[Document excerpt]

September 16, 2019 (T+5)
Ratings (S&P)*:

BB+
Interest Payment Dates:
Quarterly in arrears on March 16, June 16, September 16 and December 16 of each year, commencing December 16, 2019, subject to deferral

Optional Deferral of Interest:
Up to 40 consecutive quarterly periods per deferral; deferred interest will accrue and compound quarterly at an annual rate of 5.625%, as permitted by law.

Security Description:
5.625% Junior Subordinated Notes due 2079

Principal Amount:
$200,000,000

Maturity:
September 16, 2079

Coupon Rate:
5.625%

Denominations:
$25.00 and integral multiples of $25.00 in excess thereof

Initial Price to Public:
$25.00 per Note

Purchase Prices:
$ 24.2125 per Note (for sales to retail investors)

$ 24.5000 per Note (for sales to institutional investors)


Over-allotment Option:
None

Optional Redemption Provisions:

 
     Par Call:
On or after September 16, 2024, at any time and from time to time, in whole or in part, at a redemption price equal to 100% of the principal amount of the Notes being redeemed plus accrued and unpaid interest on the principal amount of such Notes being redeemed to, but excluding, the date of redemption.

     Call for Tax Event:
Prior to September 16, 2024, following the occurrence of a Tax Event, in whole but not in part, at a redemption price equal to 100% of the principal amount of the Notes being redeemed plus accrued and unpaid interest on the principal amount of such Notes being redeemed to, but excluding, the date of redemption.

     Call for Rating Agency Event:
Prior to September 16, 2024, following the occurrence of a Rating Agency Event, in whole but not in part, at a redemption price equal to 102% of the principal amount of the Notes being redeemed plus accrued and unpaid interest on the principal amount of such Notes being redeemed to, but excluding, the date of redemption.

[Activity list]
[1] What redemption price does the notes offering excerpt above set for a call after a Rating Agency Event before September 16, 2024?
[2] Write the next part of the notes offering excerpt above, starting after the Rating Agency Event call provision.

[Information given]
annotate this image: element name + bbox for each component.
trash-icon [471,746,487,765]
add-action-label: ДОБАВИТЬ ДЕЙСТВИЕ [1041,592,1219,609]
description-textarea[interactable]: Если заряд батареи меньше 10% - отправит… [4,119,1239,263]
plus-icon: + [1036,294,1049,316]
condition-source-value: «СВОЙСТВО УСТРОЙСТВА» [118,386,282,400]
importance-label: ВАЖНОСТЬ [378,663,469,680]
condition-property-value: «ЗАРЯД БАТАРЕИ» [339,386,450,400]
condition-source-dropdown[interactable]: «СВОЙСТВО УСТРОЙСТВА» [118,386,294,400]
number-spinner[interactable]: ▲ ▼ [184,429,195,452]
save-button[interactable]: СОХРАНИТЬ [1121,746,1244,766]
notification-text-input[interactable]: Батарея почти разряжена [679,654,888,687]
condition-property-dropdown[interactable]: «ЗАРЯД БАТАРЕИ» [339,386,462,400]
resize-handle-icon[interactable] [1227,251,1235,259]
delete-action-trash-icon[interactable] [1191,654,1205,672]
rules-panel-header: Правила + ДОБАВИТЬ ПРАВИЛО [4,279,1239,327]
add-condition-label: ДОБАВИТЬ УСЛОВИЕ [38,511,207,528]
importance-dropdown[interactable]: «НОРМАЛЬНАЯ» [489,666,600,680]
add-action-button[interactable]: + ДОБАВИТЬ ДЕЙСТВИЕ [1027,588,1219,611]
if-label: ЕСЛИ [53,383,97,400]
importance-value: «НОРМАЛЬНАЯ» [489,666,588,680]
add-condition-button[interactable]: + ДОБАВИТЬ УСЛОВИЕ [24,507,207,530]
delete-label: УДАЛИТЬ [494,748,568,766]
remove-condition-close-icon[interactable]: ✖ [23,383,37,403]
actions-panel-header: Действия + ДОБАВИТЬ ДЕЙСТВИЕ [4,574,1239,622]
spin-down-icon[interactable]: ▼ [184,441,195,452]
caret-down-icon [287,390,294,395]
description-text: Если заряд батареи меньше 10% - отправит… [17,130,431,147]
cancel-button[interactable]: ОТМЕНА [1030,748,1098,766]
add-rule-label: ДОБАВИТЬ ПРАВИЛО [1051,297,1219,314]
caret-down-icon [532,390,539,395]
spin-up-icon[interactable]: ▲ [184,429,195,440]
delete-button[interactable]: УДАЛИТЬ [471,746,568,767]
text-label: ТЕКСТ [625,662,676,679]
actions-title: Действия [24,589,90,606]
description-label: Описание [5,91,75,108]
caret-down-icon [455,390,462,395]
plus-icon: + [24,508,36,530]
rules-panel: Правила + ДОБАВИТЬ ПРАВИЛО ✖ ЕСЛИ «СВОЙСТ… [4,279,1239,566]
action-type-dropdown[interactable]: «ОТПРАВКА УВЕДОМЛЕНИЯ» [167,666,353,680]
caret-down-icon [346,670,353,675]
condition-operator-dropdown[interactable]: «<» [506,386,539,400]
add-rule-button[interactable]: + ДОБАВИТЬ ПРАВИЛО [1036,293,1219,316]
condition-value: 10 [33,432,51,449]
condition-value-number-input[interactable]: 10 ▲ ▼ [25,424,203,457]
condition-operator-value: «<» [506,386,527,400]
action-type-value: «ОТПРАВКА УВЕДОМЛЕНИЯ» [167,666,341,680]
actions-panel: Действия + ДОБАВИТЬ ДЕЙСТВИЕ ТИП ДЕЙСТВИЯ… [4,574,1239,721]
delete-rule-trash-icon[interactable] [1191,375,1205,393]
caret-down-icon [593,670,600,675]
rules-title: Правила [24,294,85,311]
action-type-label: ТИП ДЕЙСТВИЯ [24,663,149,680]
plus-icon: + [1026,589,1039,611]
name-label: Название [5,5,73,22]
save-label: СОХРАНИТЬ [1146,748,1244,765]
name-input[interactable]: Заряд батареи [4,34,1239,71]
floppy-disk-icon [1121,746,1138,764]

[Solved problems]
[1] 102% of the principal amount of the Notes being redeemed, plus accrued and unpaid interest on that principal to, but excluding, the date of redemption.

[2]
CUSIP / ISIN:
838518 207 / US8385182071

Joint Book-Running Managers:
BofA Securities, Inc.
Morgan Stanley & Co. LLC
Wells Fargo Securities, LLC

Co-Managers:
BB&T Capital Markets, a division of BB&T Securities, LLC
Citizens Capital Markets, Inc.
Guggenheim Securities, LLC
Janney Montgomery Scott LLC
J.P. Morgan Securities LLC
KeyBanc Capital Markets Inc.
Maxim Group LLC
PNC Capital Markets LLC
TD Securities (USA) LLC
The Williams Capital Group, L.P.




*Note: A securities rating is not a recommendation to buy, sell or hold securities and may be subject to revision, suspension or withdrawal at any time. Each credit rating should be evaluated independently of any other credit rating.

The terms “Rating Agency Event” and “Tax Event” have the same meanings ascribed to those terms in the Issuer’s Preliminary Prospectus Supplement dated September 9, 2019.



The issuer has filed a registration statement (including a prospectus), as amended, with the U.S. Securities and Exchange Commission (the “SEC”) for the offering to which this communication relates (File No. 333-233669). Before you invest, you should read the prospectus in that registration statement and other documents the issuer has filed with the SEC for more complete information about the issuer and the offering. You may get these documents for free by visiting EDGAR on the SEC Website at www.sec.gov. Alternatively, the Issuer, any underwriter or any dealer participating in the offering will arrange to send you the base prospectus and the Preliminary Prospectus Supplement if you request them by calling BofA Securities, Inc. at 1-800-294-1322; Morgan Stanley & Co. LLC at 1-866-718-1649; or Wells Fargo Securities, LLC at 1-800-645-3751.

This communication should be read in conjunction with the Preliminary Prospectus Supplement and the accompanying base prospectus. The information in this communication supersedes the information in the Preliminary Prospectus Supplement and the accompanying base prospectus to the extent inconsistent with the information in such Preliminary Prospectus Supplement and the accompanying base prospectus. In all other respects, this communication is qualified in its entirety by reference to the Preliminary Prospectus Supplement and the accompanying base prospectus.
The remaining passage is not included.